>> BEGIN
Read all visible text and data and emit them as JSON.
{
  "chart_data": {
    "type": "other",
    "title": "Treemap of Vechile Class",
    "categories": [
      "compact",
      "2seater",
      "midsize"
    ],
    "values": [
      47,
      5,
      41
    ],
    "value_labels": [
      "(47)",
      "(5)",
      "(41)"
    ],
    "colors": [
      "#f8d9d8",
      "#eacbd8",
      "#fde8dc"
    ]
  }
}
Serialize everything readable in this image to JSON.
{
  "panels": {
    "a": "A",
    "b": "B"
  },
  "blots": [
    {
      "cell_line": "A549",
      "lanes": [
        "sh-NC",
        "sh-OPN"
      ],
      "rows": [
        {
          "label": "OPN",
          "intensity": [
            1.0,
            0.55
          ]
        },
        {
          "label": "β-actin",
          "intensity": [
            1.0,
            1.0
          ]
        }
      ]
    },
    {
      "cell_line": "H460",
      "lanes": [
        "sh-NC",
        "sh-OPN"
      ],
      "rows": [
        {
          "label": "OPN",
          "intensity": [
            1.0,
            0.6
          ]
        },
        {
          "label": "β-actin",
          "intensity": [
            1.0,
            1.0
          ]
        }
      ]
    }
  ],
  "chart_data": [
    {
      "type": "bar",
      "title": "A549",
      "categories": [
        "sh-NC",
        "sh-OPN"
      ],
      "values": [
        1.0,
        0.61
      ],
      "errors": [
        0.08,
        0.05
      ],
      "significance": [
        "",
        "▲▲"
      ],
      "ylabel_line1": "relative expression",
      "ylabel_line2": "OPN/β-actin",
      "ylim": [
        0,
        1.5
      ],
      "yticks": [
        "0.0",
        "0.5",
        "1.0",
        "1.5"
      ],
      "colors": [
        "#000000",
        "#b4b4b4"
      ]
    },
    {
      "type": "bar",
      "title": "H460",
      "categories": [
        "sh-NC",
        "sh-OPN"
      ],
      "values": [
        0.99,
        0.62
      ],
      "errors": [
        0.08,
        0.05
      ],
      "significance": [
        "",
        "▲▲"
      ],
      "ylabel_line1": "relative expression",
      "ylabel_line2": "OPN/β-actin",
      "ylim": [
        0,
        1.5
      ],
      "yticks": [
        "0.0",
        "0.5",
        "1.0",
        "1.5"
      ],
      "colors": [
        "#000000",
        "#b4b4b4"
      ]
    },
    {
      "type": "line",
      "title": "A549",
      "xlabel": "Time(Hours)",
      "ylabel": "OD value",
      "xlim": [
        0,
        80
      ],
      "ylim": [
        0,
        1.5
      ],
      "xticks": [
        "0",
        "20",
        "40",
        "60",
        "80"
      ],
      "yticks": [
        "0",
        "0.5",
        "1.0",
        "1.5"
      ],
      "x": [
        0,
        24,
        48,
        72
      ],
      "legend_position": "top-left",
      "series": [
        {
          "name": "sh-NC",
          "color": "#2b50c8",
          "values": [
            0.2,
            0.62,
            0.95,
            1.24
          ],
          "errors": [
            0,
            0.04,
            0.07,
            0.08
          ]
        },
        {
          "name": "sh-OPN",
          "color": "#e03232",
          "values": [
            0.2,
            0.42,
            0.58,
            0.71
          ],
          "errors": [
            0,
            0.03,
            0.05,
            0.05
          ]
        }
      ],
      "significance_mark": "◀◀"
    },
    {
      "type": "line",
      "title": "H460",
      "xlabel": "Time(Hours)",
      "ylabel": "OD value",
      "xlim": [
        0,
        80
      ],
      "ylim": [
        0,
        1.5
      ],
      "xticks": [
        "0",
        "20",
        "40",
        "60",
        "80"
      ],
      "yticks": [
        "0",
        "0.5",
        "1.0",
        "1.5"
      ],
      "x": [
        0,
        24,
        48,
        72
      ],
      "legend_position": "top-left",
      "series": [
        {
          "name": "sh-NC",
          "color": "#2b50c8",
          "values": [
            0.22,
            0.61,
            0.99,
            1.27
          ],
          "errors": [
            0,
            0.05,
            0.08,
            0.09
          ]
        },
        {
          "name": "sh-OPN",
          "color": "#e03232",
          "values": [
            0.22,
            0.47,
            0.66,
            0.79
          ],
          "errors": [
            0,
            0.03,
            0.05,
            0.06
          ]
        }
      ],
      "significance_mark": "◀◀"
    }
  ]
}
>> END
→ **EXERCISE INSTRUCTIONS**:
Repeat the material from above exactly, word for word.

→ **COMPLETE RESPONSE**:
Read all visible text and data and emit them as JSON.
{
  "chart_data": {
    "type": "other",
    "title": "Treemap of Vechile Class",
    "categories": [
      "compact",
      "2seater",
      "midsize"
    ],
    "values": [
      47,
      5,
      41
    ],
    "value_labels": [
      "(47)",
      "(5)",
      "(41)"
    ],
    "colors": [
      "#f8d9d8",
      "#eacbd8",
      "#fde8dc"
    ]
  }
}
Serialize everything readable in this image to JSON.
{
  "panels": {
    "a": "A",
    "b": "B"
  },
  "blots": [
    {
      "cell_line": "A549",
      "lanes": [
        "sh-NC",
        "sh-OPN"
      ],
      "rows": [
        {
          "label": "OPN",
          "intensity": [
            1.0,
            0.55
          ]
        },
        {
          "label": "β-actin",
          "intensity": [
            1.0,
            1.0
          ]
        }
      ]
    },
    {
      "cell_line": "H460",
      "lanes": [
        "sh-NC",
        "sh-OPN"
      ],
      "rows": [
        {
          "label": "OPN",
          "intensity": [
            1.0,
            0.6
          ]
        },
        {
          "label": "β-actin",
          "intensity": [
            1.0,
            1.0
          ]
        }
      ]
    }
  ],
  "chart_data": [
    {
      "type": "bar",
      "title": "A549",
      "categories": [
        "sh-NC",
        "sh-OPN"
      ],
      "values": [
        1.0,
        0.61
      ],
      "errors": [
        0.08,
        0.05
      ],
      "significance": [
        "",
        "▲▲"
      ],
      "ylabel_line1": "relative expression",
      "ylabel_line2": "OPN/β-actin",
      "ylim": [
        0,
        1.5
      ],
      "yticks": [
        "0.0",
        "0.5",
        "1.0",
        "1.5"
      ],
      "colors": [
        "#000000",
        "#b4b4b4"
      ]
    },
    {
      "type": "bar",
      "title": "H460",
      "categories": [
        "sh-NC",
        "sh-OPN"
      ],
      "values": [
        0.99,
        0.62
      ],
      "errors": [
        0.08,
        0.05
      ],
      "significance": [
        "",
        "▲▲"
      ],
      "ylabel_line1": "relative expression",
      "ylabel_line2": "OPN/β-actin",
      "ylim": [
        0,
        1.5
      ],
      "yticks": [
        "0.0",
        "0.5",
        "1.0",
        "1.5"
      ],
      "colors": [
        "#000000",
        "#b4b4b4"
      ]
    },
    {
      "type": "line",
      "title": "A549",
      "xlabel": "Time(Hours)",
      "ylabel": "OD value",
      "xlim": [
        0,
        80
      ],
      "ylim": [
        0,
        1.5
      ],
      "xticks": [
        "0",
        "20",
        "40",
        "60",
        "80"
      ],
      "yticks": [
        "0",
        "0.5",
        "1.0",
        "1.5"
      ],
      "x": [
        0,
        24,
        48,
        72
      ],
      "legend_position": "top-left",
      "series": [
        {
          "name": "sh-NC",
          "color": "#2b50c8",
          "values": [
            0.2,
            0.62,
            0.95,
            1.24
          ],
          "errors": [
            0,
            0.04,
            0.07,
            0.08
          ]
        },
        {
          "name": "sh-OPN",
          "color": "#e03232",
          "values": [
            0.2,
            0.42,
            0.58,
            0.71
          ],
          "errors": [
            0,
            0.03,
            0.05,
            0.05
          ]
        }
      ],
      "significance_mark": "◀◀"
    },
    {
      "type": "line",
      "title": "H460",
      "xlabel": "Time(Hours)",
      "ylabel": "OD value",
      "xlim": [
        0,
        80
      ],
      "ylim": [
        0,
        1.5
      ],
      "xticks": [
        "0",
        "20",
        "40",
        "60",
        "80"
      ],
      "yticks": [
        "0",
        "0.5",
        "1.0",
        "1.5"
      ],
      "x": [
        0,
        24,
        48,
        72
      ],
      "legend_position": "top-left",
      "series": [
        {
          "name": "sh-NC",
          "color": "#2b50c8",
          "values": [
            0.22,
            0.61,
            0.99,
            1.27
          ],
          "errors": [
            0,
            0.05,
            0.08,
            0.09
          ]
        },
        {
          "name": "sh-OPN",
          "color": "#e03232",
          "values": [
            0.22,
            0.47,
            0.66,
            0.79
          ],
          "errors": [
            0,
            0.03,
            0.05,
            0.06
          ]
        }
      ],
      "significance_mark": "◀◀"
    }
  ]
}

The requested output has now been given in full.